STATED PROBLEM | Could you revise the records from the line containing "data-label: 55 %: [94, 118, 133, 138]" through the line containing "bar-segment: [448, 168, 542, 174]", swapping "legend-swatch" for "legend-key" and leaving everything else as it is, then return only those lines?

★ ★ ★ ★ ★ ★ ★

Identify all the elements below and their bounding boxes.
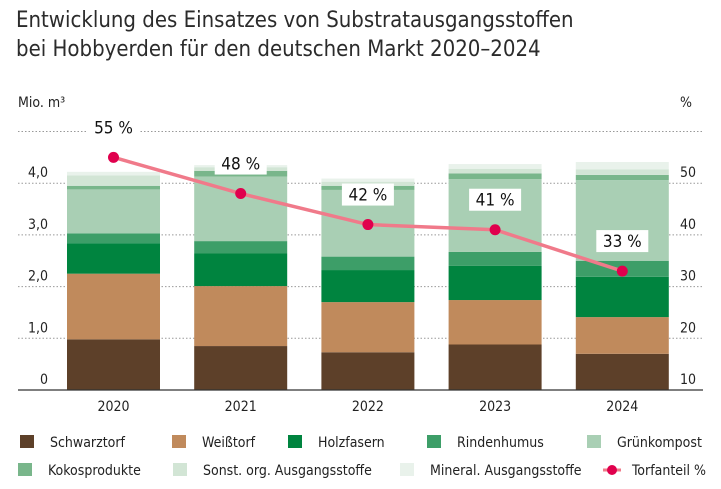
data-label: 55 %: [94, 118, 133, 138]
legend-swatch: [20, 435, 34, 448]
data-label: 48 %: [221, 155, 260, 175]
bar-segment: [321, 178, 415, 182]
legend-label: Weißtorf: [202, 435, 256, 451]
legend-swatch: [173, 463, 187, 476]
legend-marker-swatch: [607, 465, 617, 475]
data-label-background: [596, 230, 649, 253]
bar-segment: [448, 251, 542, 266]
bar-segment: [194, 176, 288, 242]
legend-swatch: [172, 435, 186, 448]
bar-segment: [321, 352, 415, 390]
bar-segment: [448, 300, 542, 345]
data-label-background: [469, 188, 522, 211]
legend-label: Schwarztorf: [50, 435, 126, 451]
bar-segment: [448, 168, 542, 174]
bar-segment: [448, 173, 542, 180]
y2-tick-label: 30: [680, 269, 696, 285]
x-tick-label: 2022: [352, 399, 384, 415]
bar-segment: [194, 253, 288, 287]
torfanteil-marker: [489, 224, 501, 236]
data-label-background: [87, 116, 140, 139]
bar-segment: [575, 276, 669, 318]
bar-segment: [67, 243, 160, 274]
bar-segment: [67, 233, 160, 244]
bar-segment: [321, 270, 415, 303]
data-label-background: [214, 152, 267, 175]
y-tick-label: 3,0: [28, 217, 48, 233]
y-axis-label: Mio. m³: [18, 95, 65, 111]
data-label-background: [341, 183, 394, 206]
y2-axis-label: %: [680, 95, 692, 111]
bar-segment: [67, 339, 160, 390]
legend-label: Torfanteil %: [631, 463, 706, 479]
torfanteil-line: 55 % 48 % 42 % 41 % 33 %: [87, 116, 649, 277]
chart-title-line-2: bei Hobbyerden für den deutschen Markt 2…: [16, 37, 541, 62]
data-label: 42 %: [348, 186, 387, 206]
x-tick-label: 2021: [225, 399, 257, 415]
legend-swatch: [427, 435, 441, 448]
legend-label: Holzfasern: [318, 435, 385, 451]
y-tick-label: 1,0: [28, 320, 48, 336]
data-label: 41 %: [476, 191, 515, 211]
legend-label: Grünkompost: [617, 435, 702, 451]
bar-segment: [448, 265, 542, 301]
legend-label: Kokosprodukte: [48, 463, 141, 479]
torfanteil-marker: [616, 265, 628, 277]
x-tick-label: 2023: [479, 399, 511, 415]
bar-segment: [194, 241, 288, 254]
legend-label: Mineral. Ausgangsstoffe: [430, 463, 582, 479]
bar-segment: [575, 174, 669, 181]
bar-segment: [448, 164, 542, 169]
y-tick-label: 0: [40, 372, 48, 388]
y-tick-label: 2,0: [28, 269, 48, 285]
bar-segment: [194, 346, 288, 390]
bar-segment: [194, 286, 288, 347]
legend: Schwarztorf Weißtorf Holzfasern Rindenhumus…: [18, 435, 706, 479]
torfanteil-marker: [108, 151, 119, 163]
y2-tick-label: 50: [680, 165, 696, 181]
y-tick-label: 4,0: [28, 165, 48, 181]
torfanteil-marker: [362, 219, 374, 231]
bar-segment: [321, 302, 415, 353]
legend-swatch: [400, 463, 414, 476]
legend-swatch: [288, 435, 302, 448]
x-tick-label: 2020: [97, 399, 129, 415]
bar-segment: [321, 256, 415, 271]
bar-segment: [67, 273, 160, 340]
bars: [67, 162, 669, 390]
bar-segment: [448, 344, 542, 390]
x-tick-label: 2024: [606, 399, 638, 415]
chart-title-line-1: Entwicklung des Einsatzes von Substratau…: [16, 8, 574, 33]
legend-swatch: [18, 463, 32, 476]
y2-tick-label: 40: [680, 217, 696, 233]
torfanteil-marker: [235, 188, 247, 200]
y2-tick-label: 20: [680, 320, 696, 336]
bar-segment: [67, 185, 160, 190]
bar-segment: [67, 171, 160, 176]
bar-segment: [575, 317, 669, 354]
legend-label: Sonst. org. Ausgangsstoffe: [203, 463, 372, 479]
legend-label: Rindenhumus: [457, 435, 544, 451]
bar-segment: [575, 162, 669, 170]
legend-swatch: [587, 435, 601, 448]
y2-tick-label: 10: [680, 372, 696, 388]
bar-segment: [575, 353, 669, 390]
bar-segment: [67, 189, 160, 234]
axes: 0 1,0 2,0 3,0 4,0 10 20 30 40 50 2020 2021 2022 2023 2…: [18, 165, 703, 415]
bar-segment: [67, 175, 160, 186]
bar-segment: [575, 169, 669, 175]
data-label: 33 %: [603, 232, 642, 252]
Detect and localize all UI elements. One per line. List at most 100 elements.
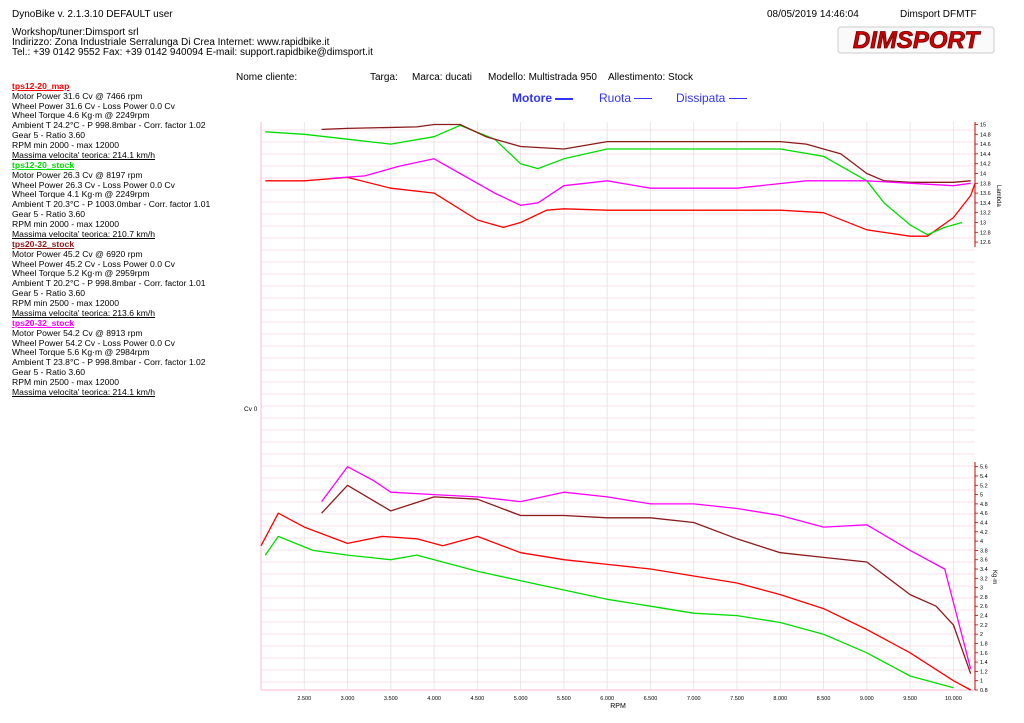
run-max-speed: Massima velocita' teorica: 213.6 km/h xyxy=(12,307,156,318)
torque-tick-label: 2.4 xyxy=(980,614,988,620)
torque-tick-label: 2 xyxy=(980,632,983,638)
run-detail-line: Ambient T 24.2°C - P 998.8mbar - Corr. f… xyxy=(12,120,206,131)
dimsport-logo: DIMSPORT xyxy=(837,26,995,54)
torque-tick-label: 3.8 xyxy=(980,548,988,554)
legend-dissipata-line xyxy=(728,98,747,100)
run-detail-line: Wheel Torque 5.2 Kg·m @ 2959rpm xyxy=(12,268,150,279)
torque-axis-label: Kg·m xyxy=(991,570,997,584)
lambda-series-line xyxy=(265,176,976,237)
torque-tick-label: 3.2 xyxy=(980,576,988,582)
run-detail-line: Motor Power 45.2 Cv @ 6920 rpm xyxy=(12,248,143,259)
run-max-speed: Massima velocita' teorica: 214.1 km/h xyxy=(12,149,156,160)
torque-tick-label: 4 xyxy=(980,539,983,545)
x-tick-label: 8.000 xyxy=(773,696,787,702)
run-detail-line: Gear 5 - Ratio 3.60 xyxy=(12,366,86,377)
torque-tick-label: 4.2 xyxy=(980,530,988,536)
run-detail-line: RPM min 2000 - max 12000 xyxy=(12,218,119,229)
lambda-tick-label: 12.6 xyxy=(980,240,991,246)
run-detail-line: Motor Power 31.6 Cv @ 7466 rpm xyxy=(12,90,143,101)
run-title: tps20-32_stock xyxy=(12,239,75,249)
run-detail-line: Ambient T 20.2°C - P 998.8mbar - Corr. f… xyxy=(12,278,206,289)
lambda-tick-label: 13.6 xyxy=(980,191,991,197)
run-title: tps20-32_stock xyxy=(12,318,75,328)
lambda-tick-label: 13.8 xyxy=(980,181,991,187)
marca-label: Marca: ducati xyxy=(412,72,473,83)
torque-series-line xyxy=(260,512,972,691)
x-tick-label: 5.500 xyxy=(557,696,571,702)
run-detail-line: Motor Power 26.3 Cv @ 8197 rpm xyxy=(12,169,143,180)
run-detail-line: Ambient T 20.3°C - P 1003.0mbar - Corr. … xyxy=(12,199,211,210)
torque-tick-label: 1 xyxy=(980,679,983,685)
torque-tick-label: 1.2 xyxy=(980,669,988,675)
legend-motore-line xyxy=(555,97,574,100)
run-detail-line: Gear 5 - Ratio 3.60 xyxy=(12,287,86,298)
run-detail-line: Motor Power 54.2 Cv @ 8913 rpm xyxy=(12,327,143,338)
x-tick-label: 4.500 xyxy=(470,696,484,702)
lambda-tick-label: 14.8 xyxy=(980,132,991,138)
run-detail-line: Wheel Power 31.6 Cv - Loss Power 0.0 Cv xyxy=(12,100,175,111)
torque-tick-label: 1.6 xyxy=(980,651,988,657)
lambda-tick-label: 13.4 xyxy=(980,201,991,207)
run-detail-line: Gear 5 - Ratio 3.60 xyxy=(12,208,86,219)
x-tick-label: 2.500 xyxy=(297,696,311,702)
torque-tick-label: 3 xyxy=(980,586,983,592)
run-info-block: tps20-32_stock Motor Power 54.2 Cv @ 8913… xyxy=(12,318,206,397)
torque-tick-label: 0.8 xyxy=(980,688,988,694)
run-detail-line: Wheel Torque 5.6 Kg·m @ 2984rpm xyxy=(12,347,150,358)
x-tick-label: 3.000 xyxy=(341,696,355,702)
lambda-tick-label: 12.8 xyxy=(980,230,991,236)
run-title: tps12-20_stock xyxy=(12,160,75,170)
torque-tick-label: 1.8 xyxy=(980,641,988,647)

★ ★ ★ ★ ★ ★ ★

OUTPUT BELOW |
data-label: 55 %: [94, 118, 133, 138]
legend-key: [20, 435, 34, 448]
data-label: 48 %: [221, 155, 260, 175]
bar-segment: [321, 178, 415, 182]
legend-label: Weißtorf: [202, 435, 256, 451]
legend-key: [173, 463, 187, 476]
legend-marker-swatch: [607, 465, 617, 475]
data-label-background: [596, 230, 649, 253]
bar-segment: [448, 251, 542, 266]
bar-segment: [194, 176, 288, 242]
legend-key: [172, 435, 186, 448]
bar-segment: [321, 352, 415, 390]
bar-segment: [448, 300, 542, 345]
data-label-background: [469, 188, 522, 211]
legend-label: Schwarztorf: [50, 435, 126, 451]
bar-segment: [448, 168, 542, 174]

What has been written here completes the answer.